*EXERCISE DETAILS*
Track down the lines that contain "Hercegovini" and copy them.

[Saved entries]

+--

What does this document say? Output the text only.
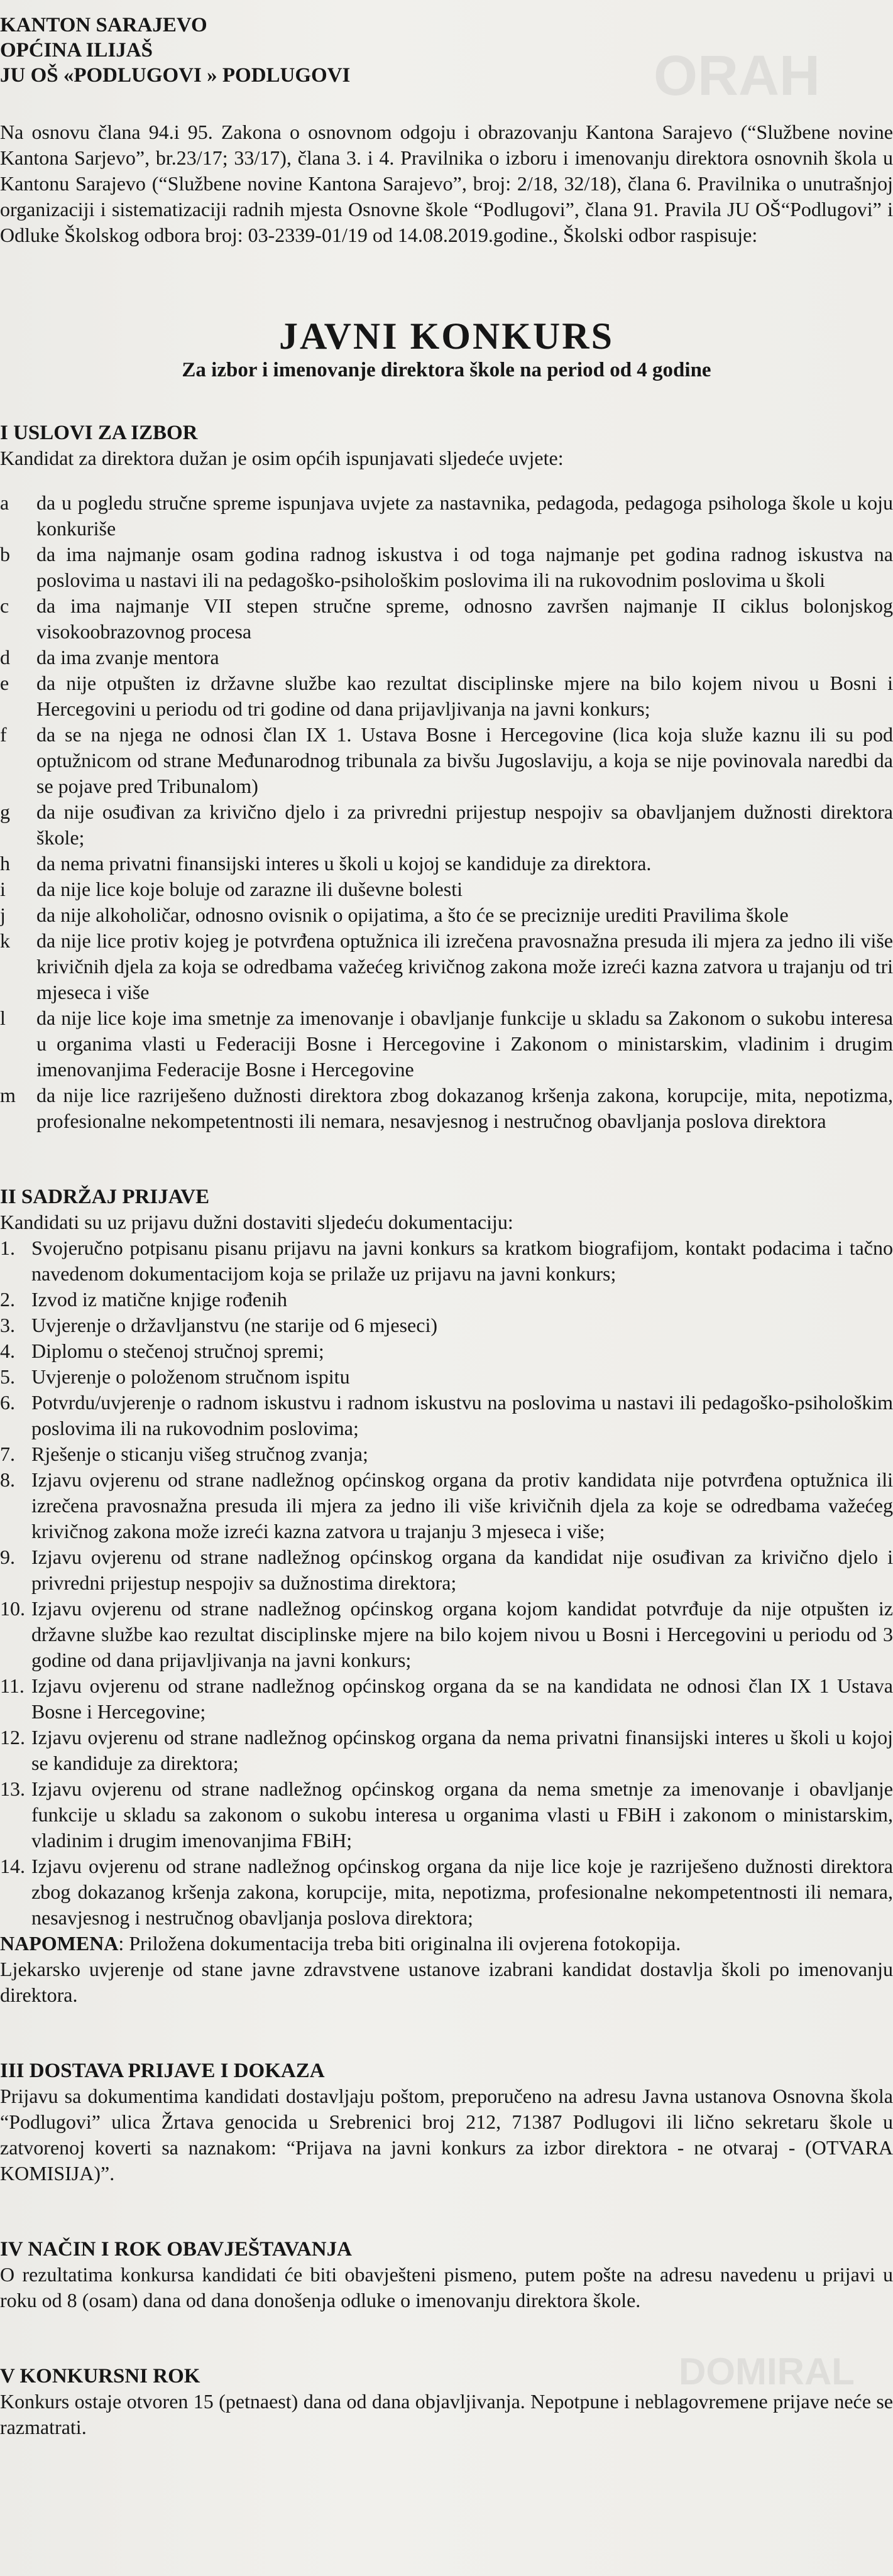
ORAH
DOMIRAL
KANTON SARAJEVO
OPĆINA ILIJAŠ
JU OŠ «PODLUGOVI » PODLUGOVI

Na osnovu člana 94.i 95. Zakona o osnovnom odgoju i obrazovanju Kantona Sarajevo (“Službene novine Kantona Sarjevo”, br.23/17; 33/17), člana 3. i 4. Pravilnika o izboru i imenovanju direktora osnovnih škola u Kantonu Sarajevo (“Službene novine Kantona Sarajevo”, broj: 2/18, 32/18), člana 6. Pravilnika o unutrašnjoj organizaciji i sistematizaciji radnih mjesta Osnovne škole “Podlugovi”, člana 91. Pravila JU OŠ“Podlugovi” i Odluke Školskog odbora broj: 03-2339-01/19 od 14.08.2019.godine., Školski odbor raspisuje:

JAVNI KONKURS
Za izbor i imenovanje direktora škole na period od 4 godine
I USLOVI ZA IZBOR

Kandidat za direktora dužan je osim općih ispunjavati sljedeće uvjete:

a	da u pogledu stručne spreme ispunjava uvjete za nastavnika, pedagoda, pedagoga psihologa škole u koju konkuriše
b	da ima najmanje osam godina radnog iskustva i od toga najmanje pet godina radnog iskustva na poslovima u nastavi ili na pedagoško-psihološkim poslovima ili na rukovodnim poslovima u školi
c	da ima najmanje VII stepen stručne spreme, odnosno završen najmanje II ciklus bolonjskog visokoobrazovnog procesa
d	da ima zvanje mentora
e	da nije otpušten iz državne službe kao rezultat disciplinske mjere na bilo kojem nivou u Bosni i Hercegovini u periodu od tri godine od dana prijavljivanja na javni konkurs;
f	da se na njega ne odnosi član IX 1. Ustava Bosne i Hercegovine (lica koja služe kaznu ili su pod optužnicom od strane Međunarodnog tribunala za bivšu Jugoslaviju, a koja se nije povinovala naredbi da se pojave pred Tribunalom)
g	da nije osuđivan za krivično djelo i za privredni prijestup nespojiv sa obavljanjem dužnosti direktora škole;
h	da nema privatni finansijski interes u školi u kojoj se kandiduje za direktora.
i	da nije lice koje boluje od zarazne ili duševne bolesti
j	da nije alkoholičar, odnosno ovisnik o opijatima, a što će se preciznije urediti Pravilima škole
k	da nije lice protiv kojeg je potvrđena optužnica ili izrečena pravosnažna presuda ili mjera za jedno ili više krivičnih djela za koja se odredbama važećeg krivičnog zakona može izreći kazna zatvora u trajanju od tri mjeseca i više
l	da nije lice koje ima smetnje za imenovanje i obavljanje funkcije u skladu sa Zakonom o sukobu interesa u organima vlasti u Federaciji Bosne i Hercegovine i Zakonom o ministarskim, vladinim i drugim imenovanjima Federacije Bosne i Hercegovine
m	da nije lice razriješeno dužnosti direktora zbog dokazanog kršenja zakona, korupcije, mita, nepotizma, profesionalne nekompetentnosti ili nemara, nesavjesnog i nestručnog obavljanja poslova direktora
II SADRŽAJ PRIJAVE

Kandidati su uz prijavu dužni dostaviti sljedeću dokumentaciju:

1. Svojeručno potpisanu pisanu prijavu na javni konkurs sa kratkom biografijom, kontakt podacima i tačno navedenom dokumentacijom koja se prilaže uz prijavu na javni konkurs;
2. Izvod iz matične knjige rođenih
3. Uvjerenje o državljanstvu (ne starije od 6 mjeseci)
4. Diplomu o stečenoj stručnoj spremi;
5. Uvjerenje o položenom stručnom ispitu
6. Potvrdu/uvjerenje o radnom iskustvu i radnom iskustvu na poslovima u nastavi ili pedagoško-psihološkim poslovima ili na rukovodnim poslovima;
7. Rješenje o sticanju višeg stručnog zvanja;
8. Izjavu ovjerenu od strane nadležnog općinskog organa da protiv kandidata nije potvrđena optužnica ili izrečena pravosnažna presuda ili mjera za jedno ili više krivičnih djela za koje se odredbama važećeg krivičnog zakona može izreći kazna zatvora u trajanju 3 mjeseca i više;
9. Izjavu ovjerenu od strane nadležnog općinskog organa da kandidat nije osuđivan za krivično djelo i privredni prijestup nespojiv sa dužnostima direktora;
10. Izjavu ovjerenu od strane nadležnog općinskog organa kojom kandidat potvrđuje da nije otpušten iz državne službe kao rezultat disciplinske mjere na bilo kojem nivou u Bosni i Hercegovini u periodu od 3 godine od dana prijavljivanja na javni konkurs;
11. Izjavu ovjerenu od strane nadležnog općinskog organa da se na kandidata ne odnosi član IX 1 Ustava Bosne i Hercegovine;
12. Izjavu ovjerenu od strane nadležnog općinskog organa da nema privatni finansijski interes u školi u kojoj se kandiduje za direktora;
13. Izjavu ovjerenu od strane nadležnog općinskog organa da nema smetnje za imenovanje i obavljanje funkcije u skladu sa zakonom o sukobu interesa u organima vlasti u FBiH i zakonom o ministarskim, vladinim i drugim imenovanjima FBiH;
14. Izjavu ovjerenu od strane nadležnog općinskog organa da nije lice koje je razriješeno dužnosti direktora zbog dokazanog kršenja zakona, korupcije, mita, nepotizma, profesionalne nekompetentnosti ili nemara, nesavjesnog i nestručnog obavljanja poslova direktora;

NAPOMENA: Priložena dokumentacija treba biti originalna ili ovjerena fotokopija.

Ljekarsko uvjerenje od stane javne zdravstvene ustanove izabrani kandidat dostavlja školi po imenovanju direktora.

III DOSTAVA PRIJAVE I DOKAZA

Prijavu sa dokumentima kandidati dostavljaju poštom, preporučeno na adresu Javna ustanova Osnovna škola “Podlugovi” ulica Žrtava genocida u Srebrenici broj 212, 71387 Podlugovi ili lično sekretaru škole u zatvorenoj koverti sa naznakom: “Prijava na javni konkurs za izbor direktora - ne otvaraj - (OTVARA KOMISIJA)”.

IV NAČIN I ROK OBAVJEŠTAVANJA

O rezultatima konkursa kandidati će biti obavješteni pismeno, putem pošte na adresu navedenu u prijavi u roku od 8 (osam) dana od dana donošenja odluke o imenovanju direktora škole.

V KONKURSNI ROK

Konkurs ostaje otvoren 15 (petnaest) dana od dana objavljivanja. Nepotpune i neblagovremene prijave neće se razmatrati.
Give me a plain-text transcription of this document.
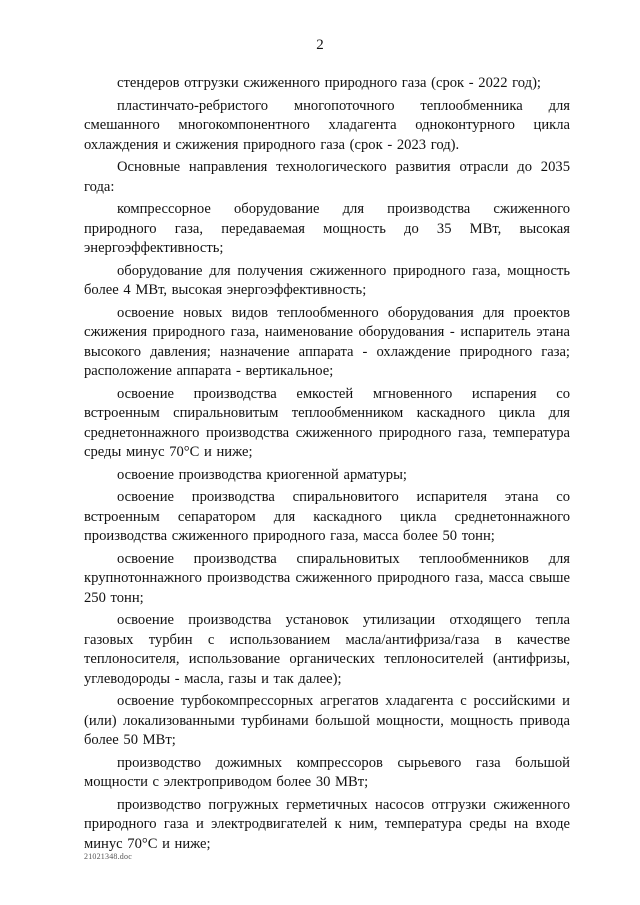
2

стендеров отгрузки сжиженного природного газа (срок - 2022 год);

пластинчато-ребристого многопоточного теплообменника для смешанного многокомпонентного хладагента одноконтурного цикла охлаждения и сжижения природного газа (срок - 2023 год).

Основные направления технологического развития отрасли до 2035 года:

компрессорное оборудование для производства сжиженного природного газа, передаваемая мощность до 35 МВт, высокая энергоэффективность;

оборудование для получения сжиженного природного газа, мощность более 4 МВт, высокая энергоэффективность;

освоение новых видов теплообменного оборудования для проектов сжижения природного газа, наименование оборудования - испаритель этана высокого давления; назначение аппарата - охлаждение природного газа; расположение аппарата - вертикальное;

освоение производства емкостей мгновенного испарения со встроенным спиральновитым теплообменником каскадного цикла для среднетоннажного производства сжиженного природного газа, температура среды минус 70°С и ниже;

освоение производства криогенной арматуры;

освоение производства спиральновитого испарителя этана со встроенным сепаратором для каскадного цикла среднетоннажного производства сжиженного природного газа, масса более 50 тонн;

освоение производства спиральновитых теплообменников для крупнотоннажного производства сжиженного природного газа, масса свыше 250 тонн;

освоение производства установок утилизации отходящего тепла газовых турбин с использованием масла/антифриза/газа в качестве теплоносителя, использование органических теплоносителей (антифризы, углеводороды - масла, газы и так далее);

освоение турбокомпрессорных агрегатов хладагента с российскими и (или) локализованными турбинами большой мощности, мощность привода более 50 МВт;

производство дожимных компрессоров сырьевого газа большой мощности с электроприводом более 30 МВт;

производство погружных герметичных насосов отгрузки сжиженного природного газа и электродвигателей к ним, температура среды на входе минус 70°С и ниже;

21021348.doc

+--

*RESULT OF THE TASK*
e	da nije otpušten iz državne službe kao rezultat disciplinske mjere na bilo kojem nivou u Bosni i Hercegovini u periodu od tri godine od dana prijavljivanja na javni konkurs;
10. Izjavu ovjerenu od strane nadležnog općinskog organa kojom kandidat potvrđuje da nije otpušten iz državne službe kao rezultat disciplinske mjere na bilo kojem nivou u Bosni i Hercegovini u periodu od 3 godine od dana prijavljivanja na javni konkurs;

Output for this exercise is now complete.